Exercise brief: Will you transcribe the entries that follow, exactly and in full?

Dataset content:
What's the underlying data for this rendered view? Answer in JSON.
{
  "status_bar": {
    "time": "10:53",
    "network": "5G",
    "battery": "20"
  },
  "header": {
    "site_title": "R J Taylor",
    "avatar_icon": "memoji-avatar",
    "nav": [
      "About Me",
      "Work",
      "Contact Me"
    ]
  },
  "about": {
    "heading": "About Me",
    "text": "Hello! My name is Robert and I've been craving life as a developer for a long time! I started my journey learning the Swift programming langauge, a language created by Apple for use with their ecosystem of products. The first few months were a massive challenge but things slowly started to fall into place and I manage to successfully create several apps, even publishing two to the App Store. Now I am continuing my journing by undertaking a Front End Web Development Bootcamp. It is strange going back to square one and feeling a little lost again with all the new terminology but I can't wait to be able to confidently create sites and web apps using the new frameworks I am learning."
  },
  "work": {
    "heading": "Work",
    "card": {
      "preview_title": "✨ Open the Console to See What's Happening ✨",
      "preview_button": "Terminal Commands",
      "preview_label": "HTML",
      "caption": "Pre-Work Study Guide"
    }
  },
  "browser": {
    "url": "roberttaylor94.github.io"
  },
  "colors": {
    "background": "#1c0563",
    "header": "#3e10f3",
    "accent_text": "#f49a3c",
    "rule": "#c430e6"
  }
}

Solution:
What's the underlying data for this rendered view? Answer in JSON.
{
  "status_bar": {
    "time": "10:53",
    "network": "5G",
    "battery": "20"
  },
  "header": {
    "site_title": "R J Taylor",
    "avatar_icon": "memoji-avatar",
    "nav": [
      "About Me",
      "Work",
      "Contact Me"
    ]
  },
  "about": {
    "heading": "About Me",
    "text": "Hello! My name is Robert and I've been craving life as a developer for a long time! I started my journey learning the Swift programming langauge, a language created by Apple for use with their ecosystem of products. The first few months were a massive challenge but things slowly started to fall into place and I manage to successfully create several apps, even publishing two to the App Store. Now I am continuing my journing by undertaking a Front End Web Development Bootcamp. It is strange going back to square one and feeling a little lost again with all the new terminology but I can't wait to be able to confidently create sites and web apps using the new frameworks I am learning."
  },
  "work": {
    "heading": "Work",
    "card": {
      "preview_title": "✨ Open the Console to See What's Happening ✨",
      "preview_button": "Terminal Commands",
      "preview_label": "HTML",
      "caption": "Pre-Work Study Guide"
    }
  },
  "browser": {
    "url": "roberttaylor94.github.io"
  },
  "colors": {
    "background": "#1c0563",
    "header": "#3e10f3",
    "accent_text": "#f49a3c",
    "rule": "#c430e6"
  }
}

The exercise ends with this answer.